TASK TO COMPLETE ▸ Tally the lines that hold the string "information", and reply with the count alone.

SUPPLIED MATERIAL ▸
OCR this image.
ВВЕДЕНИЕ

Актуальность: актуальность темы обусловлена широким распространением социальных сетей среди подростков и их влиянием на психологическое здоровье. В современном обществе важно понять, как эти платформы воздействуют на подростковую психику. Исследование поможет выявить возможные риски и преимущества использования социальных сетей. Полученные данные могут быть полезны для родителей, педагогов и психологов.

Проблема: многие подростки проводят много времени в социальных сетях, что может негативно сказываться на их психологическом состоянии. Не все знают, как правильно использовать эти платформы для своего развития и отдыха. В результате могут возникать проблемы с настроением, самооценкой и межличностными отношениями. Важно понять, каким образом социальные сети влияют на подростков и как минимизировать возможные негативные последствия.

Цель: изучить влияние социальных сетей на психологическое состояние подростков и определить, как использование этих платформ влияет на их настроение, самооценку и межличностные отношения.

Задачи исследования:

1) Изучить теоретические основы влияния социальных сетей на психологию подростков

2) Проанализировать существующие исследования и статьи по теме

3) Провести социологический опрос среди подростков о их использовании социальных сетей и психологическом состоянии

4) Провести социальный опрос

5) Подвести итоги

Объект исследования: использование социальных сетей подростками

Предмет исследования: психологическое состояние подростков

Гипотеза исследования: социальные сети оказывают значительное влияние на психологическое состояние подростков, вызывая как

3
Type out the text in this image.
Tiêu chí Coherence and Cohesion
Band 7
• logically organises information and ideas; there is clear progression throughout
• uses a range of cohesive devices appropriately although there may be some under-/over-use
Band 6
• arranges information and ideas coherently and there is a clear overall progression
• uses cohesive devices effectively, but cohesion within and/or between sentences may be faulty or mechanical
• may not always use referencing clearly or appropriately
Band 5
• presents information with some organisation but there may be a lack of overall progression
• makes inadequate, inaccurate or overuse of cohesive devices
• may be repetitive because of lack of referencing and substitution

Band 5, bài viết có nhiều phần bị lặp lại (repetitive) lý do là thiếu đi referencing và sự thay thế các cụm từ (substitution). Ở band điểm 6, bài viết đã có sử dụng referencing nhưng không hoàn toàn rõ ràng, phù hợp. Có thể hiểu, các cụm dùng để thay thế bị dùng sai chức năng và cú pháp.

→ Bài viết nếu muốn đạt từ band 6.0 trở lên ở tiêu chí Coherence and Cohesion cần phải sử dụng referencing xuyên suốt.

COMPLETED TASK ▸ 3